==== Given data

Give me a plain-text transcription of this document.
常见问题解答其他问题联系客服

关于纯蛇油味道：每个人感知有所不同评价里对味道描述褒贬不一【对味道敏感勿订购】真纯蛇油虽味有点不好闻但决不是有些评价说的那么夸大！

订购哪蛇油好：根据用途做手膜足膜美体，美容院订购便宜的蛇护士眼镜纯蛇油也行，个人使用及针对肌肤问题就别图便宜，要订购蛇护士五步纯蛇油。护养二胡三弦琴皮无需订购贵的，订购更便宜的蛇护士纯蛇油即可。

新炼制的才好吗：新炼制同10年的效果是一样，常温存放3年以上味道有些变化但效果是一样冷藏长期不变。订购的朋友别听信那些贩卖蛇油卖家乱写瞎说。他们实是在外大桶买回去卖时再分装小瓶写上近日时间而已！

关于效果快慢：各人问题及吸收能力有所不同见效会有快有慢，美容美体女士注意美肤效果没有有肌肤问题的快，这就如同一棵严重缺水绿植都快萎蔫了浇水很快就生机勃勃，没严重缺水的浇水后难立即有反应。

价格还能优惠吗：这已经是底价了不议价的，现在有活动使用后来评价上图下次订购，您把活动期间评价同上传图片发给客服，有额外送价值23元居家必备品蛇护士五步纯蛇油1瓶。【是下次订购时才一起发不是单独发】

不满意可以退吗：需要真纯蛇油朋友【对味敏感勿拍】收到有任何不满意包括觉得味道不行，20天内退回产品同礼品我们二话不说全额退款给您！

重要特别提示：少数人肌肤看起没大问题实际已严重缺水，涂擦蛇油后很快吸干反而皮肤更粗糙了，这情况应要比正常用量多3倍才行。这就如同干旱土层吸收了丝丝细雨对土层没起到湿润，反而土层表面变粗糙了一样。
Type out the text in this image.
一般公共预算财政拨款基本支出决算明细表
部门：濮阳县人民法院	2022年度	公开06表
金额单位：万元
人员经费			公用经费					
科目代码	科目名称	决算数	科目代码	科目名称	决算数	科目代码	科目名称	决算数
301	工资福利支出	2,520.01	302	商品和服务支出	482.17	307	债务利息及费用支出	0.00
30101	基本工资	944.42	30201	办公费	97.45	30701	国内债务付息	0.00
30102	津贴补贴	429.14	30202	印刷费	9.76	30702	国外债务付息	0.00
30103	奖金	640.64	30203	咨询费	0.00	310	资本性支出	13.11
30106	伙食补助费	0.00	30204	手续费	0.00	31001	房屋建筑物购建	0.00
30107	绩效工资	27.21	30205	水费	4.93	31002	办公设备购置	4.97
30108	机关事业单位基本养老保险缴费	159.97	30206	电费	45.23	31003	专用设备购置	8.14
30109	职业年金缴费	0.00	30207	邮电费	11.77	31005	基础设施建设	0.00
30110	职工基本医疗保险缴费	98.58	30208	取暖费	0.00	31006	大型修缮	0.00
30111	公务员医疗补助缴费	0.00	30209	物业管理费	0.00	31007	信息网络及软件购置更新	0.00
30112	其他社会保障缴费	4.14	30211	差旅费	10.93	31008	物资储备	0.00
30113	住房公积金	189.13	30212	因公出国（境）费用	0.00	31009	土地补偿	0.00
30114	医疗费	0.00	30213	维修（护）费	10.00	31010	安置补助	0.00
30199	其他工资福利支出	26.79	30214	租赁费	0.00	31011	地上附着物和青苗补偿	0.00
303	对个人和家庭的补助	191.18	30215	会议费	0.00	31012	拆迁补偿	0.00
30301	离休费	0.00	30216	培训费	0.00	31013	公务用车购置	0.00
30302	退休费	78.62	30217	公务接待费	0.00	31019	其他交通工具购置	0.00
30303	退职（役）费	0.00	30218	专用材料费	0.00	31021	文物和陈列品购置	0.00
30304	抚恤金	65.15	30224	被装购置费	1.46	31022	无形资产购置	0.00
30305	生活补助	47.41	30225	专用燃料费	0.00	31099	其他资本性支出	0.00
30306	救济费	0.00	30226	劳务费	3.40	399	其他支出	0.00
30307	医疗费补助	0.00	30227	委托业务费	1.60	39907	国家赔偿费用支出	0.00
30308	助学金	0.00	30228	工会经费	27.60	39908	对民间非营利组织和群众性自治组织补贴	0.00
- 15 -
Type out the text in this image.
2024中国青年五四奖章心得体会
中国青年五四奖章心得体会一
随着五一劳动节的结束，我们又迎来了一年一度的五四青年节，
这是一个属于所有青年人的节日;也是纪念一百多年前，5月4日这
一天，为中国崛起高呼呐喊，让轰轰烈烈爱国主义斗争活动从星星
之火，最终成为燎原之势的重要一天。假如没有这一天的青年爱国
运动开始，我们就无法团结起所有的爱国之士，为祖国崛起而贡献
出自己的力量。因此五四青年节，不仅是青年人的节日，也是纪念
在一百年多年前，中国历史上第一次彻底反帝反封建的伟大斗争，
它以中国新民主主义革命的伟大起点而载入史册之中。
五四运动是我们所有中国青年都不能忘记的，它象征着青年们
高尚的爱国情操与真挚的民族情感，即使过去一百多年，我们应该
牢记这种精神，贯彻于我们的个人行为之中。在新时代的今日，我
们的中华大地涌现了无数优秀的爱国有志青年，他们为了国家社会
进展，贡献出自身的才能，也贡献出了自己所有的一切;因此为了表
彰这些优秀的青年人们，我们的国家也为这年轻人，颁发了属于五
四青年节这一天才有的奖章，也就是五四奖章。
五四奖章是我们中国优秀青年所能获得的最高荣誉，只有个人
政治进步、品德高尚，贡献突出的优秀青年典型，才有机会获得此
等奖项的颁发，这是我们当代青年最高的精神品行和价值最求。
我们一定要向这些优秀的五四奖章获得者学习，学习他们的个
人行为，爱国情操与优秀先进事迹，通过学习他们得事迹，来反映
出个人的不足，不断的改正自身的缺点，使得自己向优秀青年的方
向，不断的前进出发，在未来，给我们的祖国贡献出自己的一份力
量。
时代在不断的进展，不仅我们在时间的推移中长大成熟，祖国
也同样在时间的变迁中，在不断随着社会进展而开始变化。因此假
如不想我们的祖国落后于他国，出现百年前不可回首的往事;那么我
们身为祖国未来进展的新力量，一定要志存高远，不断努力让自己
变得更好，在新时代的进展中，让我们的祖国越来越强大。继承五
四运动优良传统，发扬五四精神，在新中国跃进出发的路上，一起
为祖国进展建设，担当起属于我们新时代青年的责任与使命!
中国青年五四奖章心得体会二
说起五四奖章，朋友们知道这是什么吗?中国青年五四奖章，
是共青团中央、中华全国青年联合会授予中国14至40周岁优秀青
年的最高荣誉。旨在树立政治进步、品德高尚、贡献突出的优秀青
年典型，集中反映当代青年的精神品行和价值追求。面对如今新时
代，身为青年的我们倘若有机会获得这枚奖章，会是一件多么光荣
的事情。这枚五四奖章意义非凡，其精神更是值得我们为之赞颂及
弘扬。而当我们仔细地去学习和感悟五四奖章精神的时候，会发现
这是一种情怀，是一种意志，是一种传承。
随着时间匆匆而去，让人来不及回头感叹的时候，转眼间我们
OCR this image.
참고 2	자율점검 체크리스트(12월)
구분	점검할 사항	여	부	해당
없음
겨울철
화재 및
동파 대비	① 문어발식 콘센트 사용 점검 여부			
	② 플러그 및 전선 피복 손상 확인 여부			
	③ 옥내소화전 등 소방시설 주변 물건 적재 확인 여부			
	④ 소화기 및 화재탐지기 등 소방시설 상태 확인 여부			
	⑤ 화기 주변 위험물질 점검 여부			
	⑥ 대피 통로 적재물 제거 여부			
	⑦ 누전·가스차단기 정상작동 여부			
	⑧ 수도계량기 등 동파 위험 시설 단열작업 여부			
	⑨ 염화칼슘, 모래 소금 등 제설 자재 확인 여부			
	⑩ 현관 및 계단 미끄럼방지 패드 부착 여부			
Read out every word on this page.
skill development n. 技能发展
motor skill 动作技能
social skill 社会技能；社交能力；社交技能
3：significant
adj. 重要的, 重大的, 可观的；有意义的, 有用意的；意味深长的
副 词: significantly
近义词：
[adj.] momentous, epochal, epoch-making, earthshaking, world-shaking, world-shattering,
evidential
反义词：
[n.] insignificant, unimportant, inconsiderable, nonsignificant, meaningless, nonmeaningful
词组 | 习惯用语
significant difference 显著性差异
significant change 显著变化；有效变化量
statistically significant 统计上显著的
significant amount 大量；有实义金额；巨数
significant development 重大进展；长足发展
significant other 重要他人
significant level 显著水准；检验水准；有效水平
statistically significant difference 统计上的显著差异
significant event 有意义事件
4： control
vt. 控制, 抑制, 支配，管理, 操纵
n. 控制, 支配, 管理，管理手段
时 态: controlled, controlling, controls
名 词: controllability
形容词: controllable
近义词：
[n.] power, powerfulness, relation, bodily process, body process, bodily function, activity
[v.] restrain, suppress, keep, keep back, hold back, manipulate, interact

========

Given exercise: Take each line containing the string "difference" and copy it out.

Solution:
significant difference 显著性差异
statistically significant difference 统计上的显著差异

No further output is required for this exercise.